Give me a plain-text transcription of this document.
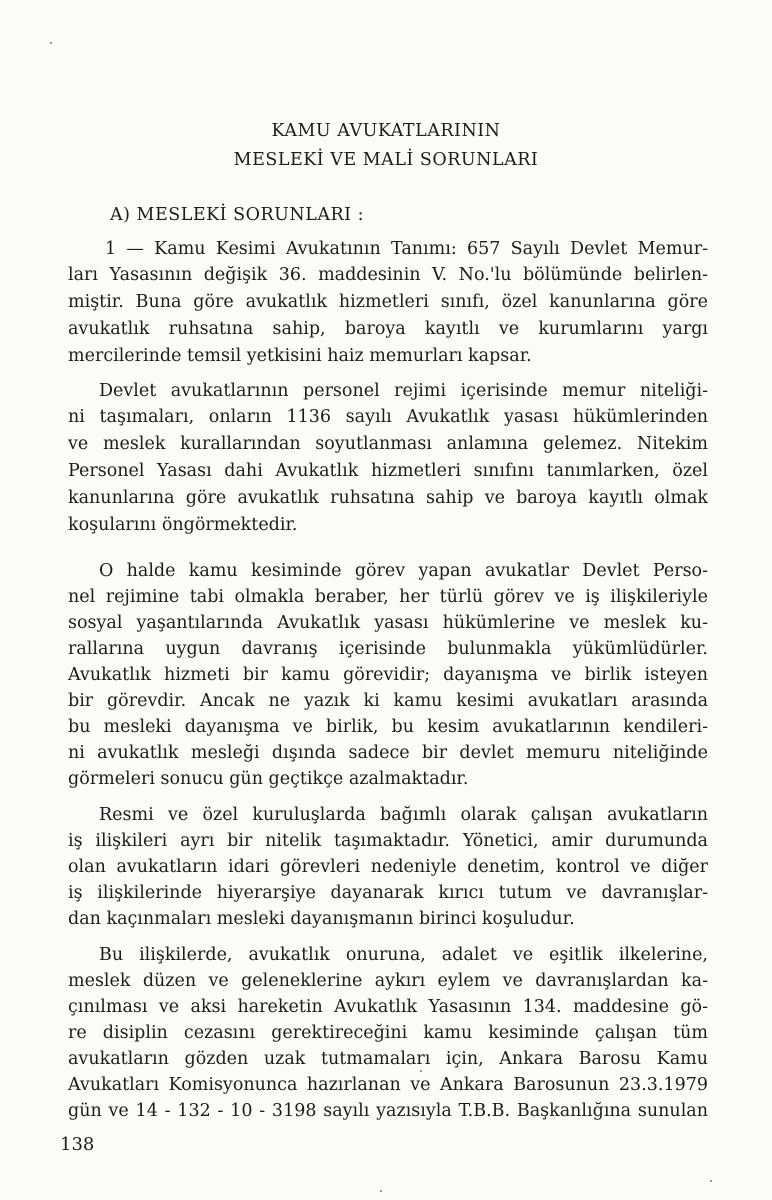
KAMU AVUKATLARININ
MESLEKİ VE MALİ SORUNLARI
A) MESLEKİ SORUNLARI :
1 — Kamu Kesimi Avukatının Tanımı: 657 Sayılı Devlet Memur-
ları Yasasının değişik 36. maddesinin V. No.'lu bölümünde belirlen-
miştir. Buna göre avukatlık hizmetleri sınıfı, özel kanunlarına göre
avukatlık ruhsatına sahip, baroya kayıtlı ve kurumlarını yargı
mercilerinde temsil yetkisini haiz memurları kapsar.
Devlet avukatlarının personel rejimi içerisinde memur niteliği-
ni taşımaları, onların 1136 sayılı Avukatlık yasası hükümlerinden
ve meslek kurallarından soyutlanması anlamına gelemez. Nitekim
Personel Yasası dahi Avukatlık hizmetleri sınıfını tanımlarken, özel
kanunlarına göre avukatlık ruhsatına sahip ve baroya kayıtlı olmak
koşularını öngörmektedir.
O halde kamu kesiminde görev yapan avukatlar Devlet Perso-
nel rejimine tabi olmakla beraber, her türlü görev ve iş ilişkileriyle
sosyal yaşantılarında Avukatlık yasası hükümlerine ve meslek ku-
rallarına uygun davranış içerisinde bulunmakla yükümlüdürler.
Avukatlık hizmeti bir kamu görevidir; dayanışma ve birlik isteyen
bir görevdir. Ancak ne yazık ki kamu kesimi avukatları arasında
bu mesleki dayanışma ve birlik, bu kesim avukatlarının kendileri-
ni avukatlık mesleği dışında sadece bir devlet memuru niteliğinde
görmeleri sonucu gün geçtikçe azalmaktadır.
Resmi ve özel kuruluşlarda bağımlı olarak çalışan avukatların
iş ilişkileri ayrı bir nitelik taşımaktadır. Yönetici, amir durumunda
olan avukatların idari görevleri nedeniyle denetim, kontrol ve diğer
iş ilişkilerinde hiyerarşiye dayanarak kırıcı tutum ve davranışlar-
dan kaçınmaları mesleki dayanışmanın birinci koşuludur.
Bu ilişkilerde, avukatlık onuruna, adalet ve eşitlik ilkelerine,
meslek düzen ve geleneklerine aykırı eylem ve davranışlardan ka-
çınılması ve aksi hareketin Avukatlık Yasasının 134. maddesine gö-
re disiplin cezasını gerektireceğini kamu kesiminde çalışan tüm
avukatların gözden uzak tutmamaları için, Ankara Barosu Kamu
Avukatları Komisyonunca hazırlanan ve Ankara Barosunun 23.3.1979
gün ve 14 - 132 - 10 - 3198 sayılı yazısıyla T.B.B. Başkanlığına sunulan
138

Task directions: Which lines above contain "birlik"? Show each of them.

Finished task:
Avukatlık hizmeti bir kamu görevidir; dayanışma ve birlik isteyen
bu mesleki dayanışma ve birlik, bu kesim avukatlarının kendileri-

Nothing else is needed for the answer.